How many lines in the rows below contain the string "fortnightly"? Give only the number.

⟨

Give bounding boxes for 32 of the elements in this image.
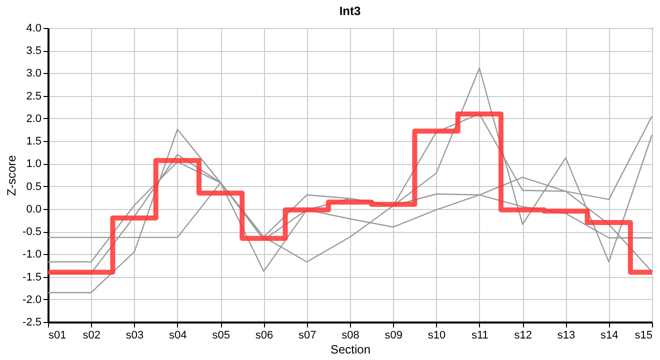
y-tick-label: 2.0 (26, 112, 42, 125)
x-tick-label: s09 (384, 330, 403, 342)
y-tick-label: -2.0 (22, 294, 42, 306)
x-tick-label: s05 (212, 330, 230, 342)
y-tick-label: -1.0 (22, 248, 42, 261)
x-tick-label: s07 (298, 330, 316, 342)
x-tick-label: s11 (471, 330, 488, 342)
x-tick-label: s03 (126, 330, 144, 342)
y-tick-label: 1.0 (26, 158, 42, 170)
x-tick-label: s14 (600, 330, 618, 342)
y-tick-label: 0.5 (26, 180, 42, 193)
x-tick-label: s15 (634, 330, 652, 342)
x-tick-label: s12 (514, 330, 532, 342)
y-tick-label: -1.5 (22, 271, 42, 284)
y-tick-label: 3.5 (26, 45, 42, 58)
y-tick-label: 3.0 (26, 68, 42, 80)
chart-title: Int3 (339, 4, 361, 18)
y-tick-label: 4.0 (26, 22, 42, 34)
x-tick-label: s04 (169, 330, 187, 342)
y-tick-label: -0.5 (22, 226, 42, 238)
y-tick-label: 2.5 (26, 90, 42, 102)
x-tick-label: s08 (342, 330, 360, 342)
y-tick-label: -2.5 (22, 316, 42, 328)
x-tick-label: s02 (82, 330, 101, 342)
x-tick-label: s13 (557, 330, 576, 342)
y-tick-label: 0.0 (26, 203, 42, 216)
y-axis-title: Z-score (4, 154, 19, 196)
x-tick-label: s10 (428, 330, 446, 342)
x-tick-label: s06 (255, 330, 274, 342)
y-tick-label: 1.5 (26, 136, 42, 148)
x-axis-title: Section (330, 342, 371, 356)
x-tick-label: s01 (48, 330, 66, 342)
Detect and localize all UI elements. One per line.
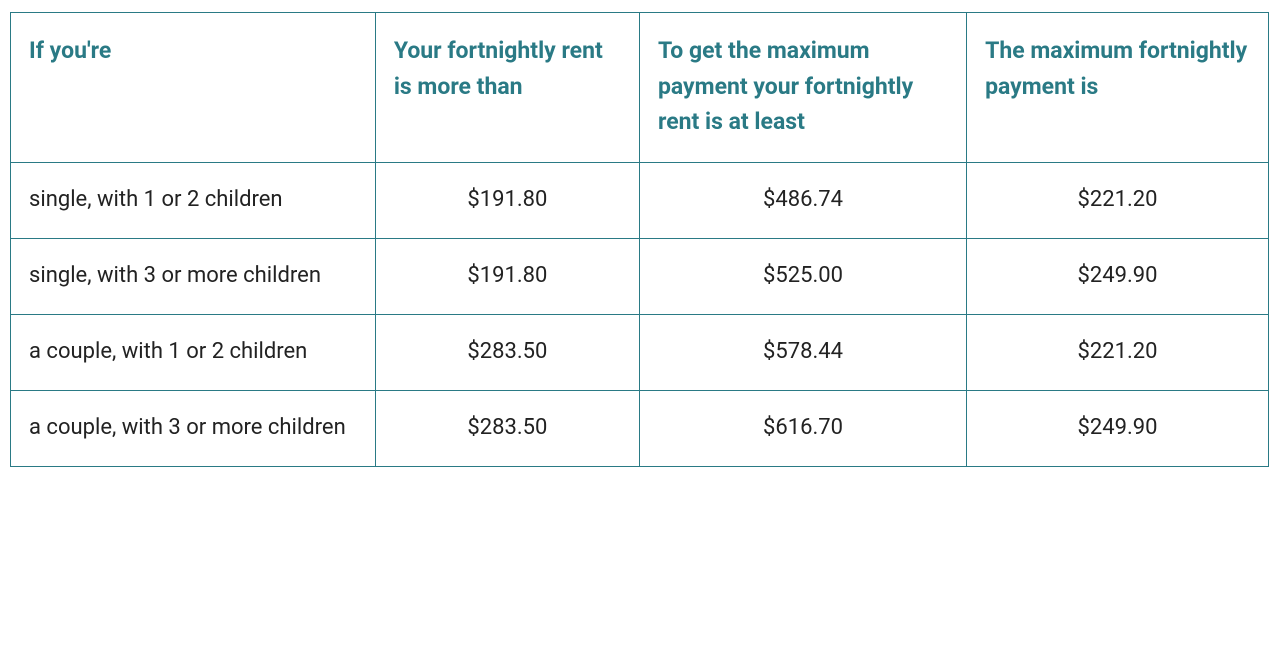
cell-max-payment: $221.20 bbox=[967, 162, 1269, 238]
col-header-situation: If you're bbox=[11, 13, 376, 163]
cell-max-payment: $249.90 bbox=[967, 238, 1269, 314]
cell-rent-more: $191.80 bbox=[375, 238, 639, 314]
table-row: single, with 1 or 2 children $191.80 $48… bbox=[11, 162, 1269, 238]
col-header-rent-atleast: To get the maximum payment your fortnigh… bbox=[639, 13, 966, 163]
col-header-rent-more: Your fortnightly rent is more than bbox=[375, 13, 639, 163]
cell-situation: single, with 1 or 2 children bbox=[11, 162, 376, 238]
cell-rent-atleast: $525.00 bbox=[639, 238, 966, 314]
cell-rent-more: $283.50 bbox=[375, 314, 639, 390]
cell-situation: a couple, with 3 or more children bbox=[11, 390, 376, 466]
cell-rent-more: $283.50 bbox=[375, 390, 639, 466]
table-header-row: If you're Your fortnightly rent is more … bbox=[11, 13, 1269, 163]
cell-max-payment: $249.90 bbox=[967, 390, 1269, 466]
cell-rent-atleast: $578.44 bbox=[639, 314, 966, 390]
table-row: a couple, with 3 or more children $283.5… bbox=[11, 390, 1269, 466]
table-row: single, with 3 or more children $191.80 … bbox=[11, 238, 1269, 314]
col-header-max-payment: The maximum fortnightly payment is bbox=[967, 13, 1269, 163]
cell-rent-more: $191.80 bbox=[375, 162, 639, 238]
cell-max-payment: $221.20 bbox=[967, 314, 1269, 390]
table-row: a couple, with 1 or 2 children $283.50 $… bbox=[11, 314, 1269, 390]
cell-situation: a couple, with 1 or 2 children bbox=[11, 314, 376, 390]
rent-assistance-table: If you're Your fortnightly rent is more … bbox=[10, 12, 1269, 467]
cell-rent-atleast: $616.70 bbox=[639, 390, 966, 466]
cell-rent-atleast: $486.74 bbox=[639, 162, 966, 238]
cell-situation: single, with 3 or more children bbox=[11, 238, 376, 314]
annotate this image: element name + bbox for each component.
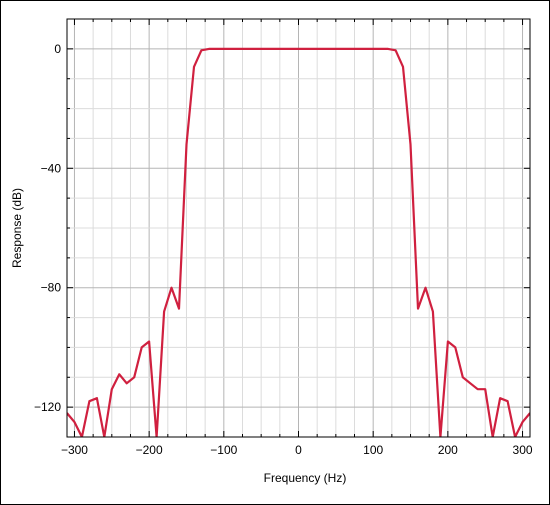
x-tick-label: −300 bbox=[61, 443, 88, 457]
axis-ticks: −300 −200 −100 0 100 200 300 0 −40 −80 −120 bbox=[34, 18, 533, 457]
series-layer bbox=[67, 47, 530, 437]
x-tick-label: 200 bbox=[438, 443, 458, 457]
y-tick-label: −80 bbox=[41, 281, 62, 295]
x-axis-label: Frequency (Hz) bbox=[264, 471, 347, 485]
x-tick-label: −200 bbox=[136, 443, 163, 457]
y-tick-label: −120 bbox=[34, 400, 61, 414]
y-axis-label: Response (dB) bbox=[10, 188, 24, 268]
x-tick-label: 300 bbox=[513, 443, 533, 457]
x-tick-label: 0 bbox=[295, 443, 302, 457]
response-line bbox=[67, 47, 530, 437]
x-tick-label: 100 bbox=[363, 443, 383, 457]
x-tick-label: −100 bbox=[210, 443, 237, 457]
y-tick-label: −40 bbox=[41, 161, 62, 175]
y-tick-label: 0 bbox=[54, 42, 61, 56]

⟩
⟨

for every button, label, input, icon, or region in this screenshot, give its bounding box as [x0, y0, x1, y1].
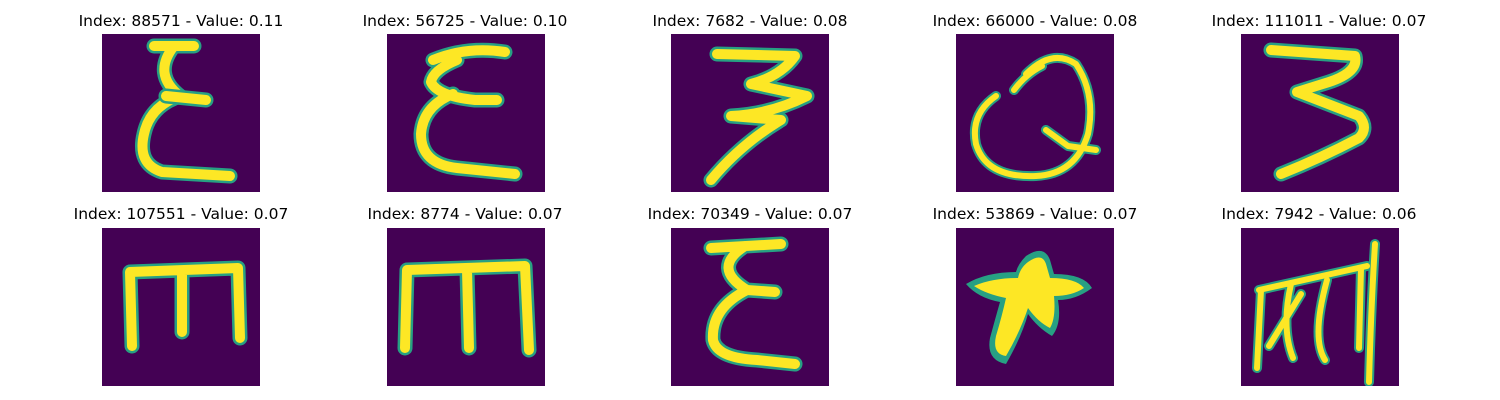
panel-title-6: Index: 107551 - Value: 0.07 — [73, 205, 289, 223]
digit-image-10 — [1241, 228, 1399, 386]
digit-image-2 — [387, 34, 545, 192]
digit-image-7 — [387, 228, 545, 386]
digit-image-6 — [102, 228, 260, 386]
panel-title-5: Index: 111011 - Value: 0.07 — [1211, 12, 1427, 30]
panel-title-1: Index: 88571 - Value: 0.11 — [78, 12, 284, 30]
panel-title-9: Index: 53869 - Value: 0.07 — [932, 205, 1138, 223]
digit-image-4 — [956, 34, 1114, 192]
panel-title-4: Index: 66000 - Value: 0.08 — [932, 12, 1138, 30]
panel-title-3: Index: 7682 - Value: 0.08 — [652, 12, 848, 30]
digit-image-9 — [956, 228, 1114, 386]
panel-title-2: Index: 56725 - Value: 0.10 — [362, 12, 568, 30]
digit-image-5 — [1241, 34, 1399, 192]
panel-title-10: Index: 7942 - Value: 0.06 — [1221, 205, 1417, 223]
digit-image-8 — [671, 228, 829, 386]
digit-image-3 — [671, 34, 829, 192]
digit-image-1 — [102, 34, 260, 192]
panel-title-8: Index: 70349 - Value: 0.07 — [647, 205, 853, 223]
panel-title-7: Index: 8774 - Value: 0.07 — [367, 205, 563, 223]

⟩
⟨

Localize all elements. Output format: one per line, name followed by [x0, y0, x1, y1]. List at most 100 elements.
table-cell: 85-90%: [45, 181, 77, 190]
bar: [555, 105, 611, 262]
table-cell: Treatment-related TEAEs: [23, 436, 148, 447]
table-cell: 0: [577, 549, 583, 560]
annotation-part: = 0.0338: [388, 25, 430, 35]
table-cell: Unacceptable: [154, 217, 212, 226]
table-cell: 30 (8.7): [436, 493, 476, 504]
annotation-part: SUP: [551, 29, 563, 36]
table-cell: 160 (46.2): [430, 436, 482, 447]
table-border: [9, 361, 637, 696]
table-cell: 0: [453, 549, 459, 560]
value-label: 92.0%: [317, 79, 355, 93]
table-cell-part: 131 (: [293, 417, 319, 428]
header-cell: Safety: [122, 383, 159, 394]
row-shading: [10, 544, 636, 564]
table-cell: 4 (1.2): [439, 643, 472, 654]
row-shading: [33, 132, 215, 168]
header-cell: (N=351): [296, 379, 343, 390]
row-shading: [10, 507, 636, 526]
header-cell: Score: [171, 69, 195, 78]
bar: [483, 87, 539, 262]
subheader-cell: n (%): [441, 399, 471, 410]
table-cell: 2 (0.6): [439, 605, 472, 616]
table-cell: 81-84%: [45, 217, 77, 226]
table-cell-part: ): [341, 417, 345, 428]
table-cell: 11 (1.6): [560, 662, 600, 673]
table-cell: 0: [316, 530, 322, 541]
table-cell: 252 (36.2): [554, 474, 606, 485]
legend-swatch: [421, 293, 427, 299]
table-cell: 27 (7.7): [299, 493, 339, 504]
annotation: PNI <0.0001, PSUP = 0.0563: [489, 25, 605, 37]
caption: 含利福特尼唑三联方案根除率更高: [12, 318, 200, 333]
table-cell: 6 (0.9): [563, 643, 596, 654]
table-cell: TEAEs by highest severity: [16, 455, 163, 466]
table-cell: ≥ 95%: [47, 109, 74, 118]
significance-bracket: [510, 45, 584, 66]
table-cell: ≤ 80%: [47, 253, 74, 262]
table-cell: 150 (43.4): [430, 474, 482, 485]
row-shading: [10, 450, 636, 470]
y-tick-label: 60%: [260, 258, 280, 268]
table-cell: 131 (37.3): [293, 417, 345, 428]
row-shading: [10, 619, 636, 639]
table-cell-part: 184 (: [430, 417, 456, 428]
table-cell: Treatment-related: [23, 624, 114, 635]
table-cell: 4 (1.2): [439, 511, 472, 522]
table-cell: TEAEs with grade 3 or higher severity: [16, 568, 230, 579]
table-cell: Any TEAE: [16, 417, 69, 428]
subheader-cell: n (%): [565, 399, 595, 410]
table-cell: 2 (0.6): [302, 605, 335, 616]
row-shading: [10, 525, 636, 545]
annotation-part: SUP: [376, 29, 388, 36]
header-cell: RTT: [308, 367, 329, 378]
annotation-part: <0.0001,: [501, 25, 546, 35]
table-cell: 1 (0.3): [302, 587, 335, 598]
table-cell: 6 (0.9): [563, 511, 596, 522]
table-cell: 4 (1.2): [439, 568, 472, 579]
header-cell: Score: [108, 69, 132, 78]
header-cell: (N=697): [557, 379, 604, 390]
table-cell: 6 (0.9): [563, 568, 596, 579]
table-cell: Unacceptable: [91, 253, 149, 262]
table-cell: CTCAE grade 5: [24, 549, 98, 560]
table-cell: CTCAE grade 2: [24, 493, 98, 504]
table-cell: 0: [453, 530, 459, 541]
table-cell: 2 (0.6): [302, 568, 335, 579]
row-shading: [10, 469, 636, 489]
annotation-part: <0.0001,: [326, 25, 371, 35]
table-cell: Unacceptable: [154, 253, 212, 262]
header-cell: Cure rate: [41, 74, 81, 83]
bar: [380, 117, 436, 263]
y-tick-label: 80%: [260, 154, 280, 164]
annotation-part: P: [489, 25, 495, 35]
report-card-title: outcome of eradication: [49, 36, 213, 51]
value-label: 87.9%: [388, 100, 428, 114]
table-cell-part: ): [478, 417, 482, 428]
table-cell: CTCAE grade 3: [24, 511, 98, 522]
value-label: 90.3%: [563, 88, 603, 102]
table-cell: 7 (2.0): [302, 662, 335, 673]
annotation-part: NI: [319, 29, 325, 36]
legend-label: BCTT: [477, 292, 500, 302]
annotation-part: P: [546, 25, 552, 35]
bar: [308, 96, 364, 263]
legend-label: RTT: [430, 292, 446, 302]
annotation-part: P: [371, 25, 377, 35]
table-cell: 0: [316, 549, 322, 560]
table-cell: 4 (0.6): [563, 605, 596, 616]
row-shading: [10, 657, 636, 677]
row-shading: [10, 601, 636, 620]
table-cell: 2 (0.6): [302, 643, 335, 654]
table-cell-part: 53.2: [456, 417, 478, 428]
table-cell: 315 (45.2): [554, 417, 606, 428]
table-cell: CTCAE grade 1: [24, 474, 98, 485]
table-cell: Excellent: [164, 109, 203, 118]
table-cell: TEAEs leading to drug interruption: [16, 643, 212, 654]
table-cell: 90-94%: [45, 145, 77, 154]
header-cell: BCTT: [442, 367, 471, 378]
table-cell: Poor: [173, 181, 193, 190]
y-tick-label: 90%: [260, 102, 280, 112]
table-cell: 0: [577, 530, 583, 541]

⟩

SOLUTION TO THE EXERCISE
4